INSTRUCTIONS FOR THE TASK. Go through the entries and count the lines with the string "ylabel" in them. Give only that number.

++++++++++

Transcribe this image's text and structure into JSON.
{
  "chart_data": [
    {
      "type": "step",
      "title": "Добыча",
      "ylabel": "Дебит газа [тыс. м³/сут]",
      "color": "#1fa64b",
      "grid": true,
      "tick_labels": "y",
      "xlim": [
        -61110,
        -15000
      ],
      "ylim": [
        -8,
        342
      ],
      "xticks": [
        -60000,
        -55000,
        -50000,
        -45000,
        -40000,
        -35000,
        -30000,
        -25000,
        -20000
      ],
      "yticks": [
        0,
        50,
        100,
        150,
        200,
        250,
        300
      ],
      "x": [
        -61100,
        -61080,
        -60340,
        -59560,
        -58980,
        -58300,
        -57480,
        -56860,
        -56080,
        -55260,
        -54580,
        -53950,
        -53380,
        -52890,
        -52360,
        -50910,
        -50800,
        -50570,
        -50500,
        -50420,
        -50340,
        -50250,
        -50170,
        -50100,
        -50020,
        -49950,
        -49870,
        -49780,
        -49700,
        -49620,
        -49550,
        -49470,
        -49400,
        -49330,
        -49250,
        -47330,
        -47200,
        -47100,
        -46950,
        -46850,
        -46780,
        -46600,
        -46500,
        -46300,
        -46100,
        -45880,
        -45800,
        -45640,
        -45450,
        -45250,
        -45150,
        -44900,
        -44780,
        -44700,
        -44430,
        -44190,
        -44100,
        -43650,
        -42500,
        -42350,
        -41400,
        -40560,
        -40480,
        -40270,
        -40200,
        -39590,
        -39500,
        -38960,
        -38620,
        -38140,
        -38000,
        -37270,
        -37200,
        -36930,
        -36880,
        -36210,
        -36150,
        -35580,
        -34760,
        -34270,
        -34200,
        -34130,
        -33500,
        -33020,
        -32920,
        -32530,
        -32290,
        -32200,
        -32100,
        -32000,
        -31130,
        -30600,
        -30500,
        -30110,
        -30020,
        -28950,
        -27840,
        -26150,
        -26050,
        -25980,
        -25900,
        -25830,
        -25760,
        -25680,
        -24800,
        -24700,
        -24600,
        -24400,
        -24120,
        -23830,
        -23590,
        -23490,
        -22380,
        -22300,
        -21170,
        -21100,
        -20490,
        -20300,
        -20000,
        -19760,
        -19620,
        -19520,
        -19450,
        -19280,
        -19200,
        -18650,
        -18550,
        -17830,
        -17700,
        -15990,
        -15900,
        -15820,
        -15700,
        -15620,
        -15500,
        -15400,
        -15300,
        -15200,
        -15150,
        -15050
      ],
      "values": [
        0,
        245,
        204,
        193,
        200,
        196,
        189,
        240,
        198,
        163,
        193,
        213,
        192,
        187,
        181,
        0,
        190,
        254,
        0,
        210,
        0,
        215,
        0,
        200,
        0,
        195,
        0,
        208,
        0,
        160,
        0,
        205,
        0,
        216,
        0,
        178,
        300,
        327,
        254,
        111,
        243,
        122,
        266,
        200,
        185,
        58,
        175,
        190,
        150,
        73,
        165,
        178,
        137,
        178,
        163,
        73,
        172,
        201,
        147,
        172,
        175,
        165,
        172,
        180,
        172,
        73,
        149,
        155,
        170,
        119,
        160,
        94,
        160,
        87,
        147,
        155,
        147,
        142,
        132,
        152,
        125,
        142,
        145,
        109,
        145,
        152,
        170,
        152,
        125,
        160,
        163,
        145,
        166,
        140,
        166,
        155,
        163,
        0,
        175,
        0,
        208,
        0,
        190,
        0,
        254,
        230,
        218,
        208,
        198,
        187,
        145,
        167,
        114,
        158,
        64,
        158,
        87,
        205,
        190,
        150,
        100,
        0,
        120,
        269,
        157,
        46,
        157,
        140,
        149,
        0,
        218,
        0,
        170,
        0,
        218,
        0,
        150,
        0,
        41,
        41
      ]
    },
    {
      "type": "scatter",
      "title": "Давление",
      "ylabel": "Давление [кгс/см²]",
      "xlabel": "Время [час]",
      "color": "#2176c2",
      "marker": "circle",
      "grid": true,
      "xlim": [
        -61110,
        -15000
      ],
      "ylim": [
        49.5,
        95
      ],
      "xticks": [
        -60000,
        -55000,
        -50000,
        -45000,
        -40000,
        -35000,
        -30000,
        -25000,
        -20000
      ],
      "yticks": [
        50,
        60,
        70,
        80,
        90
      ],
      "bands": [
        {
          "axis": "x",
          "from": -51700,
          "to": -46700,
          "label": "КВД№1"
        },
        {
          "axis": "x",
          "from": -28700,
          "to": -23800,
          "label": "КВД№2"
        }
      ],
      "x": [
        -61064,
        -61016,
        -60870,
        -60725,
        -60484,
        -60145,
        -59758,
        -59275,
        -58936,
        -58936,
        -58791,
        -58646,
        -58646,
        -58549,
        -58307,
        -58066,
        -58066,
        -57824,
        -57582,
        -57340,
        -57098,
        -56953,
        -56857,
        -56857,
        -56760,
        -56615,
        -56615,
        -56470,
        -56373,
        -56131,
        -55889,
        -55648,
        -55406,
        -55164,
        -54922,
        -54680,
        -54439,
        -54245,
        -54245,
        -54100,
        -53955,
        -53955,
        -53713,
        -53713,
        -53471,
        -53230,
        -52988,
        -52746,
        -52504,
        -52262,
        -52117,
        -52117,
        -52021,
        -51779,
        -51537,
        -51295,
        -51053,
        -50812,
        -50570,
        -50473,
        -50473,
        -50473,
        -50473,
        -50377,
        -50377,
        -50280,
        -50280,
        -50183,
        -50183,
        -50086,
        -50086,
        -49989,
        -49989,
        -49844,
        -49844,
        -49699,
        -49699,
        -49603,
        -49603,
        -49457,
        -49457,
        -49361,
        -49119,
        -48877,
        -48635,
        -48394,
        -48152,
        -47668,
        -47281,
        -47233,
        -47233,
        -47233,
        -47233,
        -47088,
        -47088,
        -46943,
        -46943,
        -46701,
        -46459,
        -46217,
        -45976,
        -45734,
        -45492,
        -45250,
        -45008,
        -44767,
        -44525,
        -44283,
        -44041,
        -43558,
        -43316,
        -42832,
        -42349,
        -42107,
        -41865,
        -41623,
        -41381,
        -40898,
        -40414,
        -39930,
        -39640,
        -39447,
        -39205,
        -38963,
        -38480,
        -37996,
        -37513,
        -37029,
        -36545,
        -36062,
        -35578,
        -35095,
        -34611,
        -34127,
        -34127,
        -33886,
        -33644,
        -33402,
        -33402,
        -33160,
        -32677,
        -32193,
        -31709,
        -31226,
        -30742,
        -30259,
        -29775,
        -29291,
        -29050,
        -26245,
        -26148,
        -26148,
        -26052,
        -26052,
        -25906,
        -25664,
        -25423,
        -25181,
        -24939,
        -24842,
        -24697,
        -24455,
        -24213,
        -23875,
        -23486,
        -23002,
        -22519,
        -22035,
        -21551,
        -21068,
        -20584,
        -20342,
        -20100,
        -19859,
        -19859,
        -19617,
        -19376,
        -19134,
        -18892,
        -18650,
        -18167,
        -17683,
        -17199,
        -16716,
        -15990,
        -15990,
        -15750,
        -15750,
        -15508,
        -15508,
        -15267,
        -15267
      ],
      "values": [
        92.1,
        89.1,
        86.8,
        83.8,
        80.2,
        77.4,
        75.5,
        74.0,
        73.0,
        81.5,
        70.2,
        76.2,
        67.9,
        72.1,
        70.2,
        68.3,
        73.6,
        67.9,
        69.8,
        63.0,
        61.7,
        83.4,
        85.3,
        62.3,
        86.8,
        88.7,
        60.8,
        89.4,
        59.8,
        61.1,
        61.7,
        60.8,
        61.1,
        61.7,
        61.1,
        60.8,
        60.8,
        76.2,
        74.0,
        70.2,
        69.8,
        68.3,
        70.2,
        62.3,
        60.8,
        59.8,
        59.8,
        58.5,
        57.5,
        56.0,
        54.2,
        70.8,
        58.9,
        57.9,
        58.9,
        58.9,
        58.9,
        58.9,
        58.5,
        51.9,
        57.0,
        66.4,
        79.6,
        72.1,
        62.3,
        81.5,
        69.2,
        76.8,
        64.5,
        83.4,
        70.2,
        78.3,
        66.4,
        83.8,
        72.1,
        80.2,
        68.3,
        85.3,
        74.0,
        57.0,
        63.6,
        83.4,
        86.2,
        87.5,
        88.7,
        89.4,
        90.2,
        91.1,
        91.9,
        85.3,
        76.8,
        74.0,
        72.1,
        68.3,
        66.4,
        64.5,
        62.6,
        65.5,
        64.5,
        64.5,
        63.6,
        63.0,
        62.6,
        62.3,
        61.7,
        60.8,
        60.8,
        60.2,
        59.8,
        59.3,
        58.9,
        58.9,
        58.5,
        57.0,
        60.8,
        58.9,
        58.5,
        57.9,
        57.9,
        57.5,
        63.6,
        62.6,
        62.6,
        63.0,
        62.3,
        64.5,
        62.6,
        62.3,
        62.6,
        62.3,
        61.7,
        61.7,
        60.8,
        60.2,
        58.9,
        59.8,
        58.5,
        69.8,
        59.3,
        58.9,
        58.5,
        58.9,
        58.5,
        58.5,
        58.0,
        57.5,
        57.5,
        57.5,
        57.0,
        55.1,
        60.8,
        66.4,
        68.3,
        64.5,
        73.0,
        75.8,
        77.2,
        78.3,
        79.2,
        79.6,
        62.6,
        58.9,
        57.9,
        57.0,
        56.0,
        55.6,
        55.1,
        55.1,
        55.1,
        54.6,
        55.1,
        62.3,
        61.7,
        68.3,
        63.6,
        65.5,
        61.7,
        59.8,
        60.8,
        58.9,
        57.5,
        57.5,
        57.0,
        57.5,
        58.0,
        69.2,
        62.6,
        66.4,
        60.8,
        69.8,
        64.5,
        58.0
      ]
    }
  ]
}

++++++++++

WRITTEN ANSWER. 2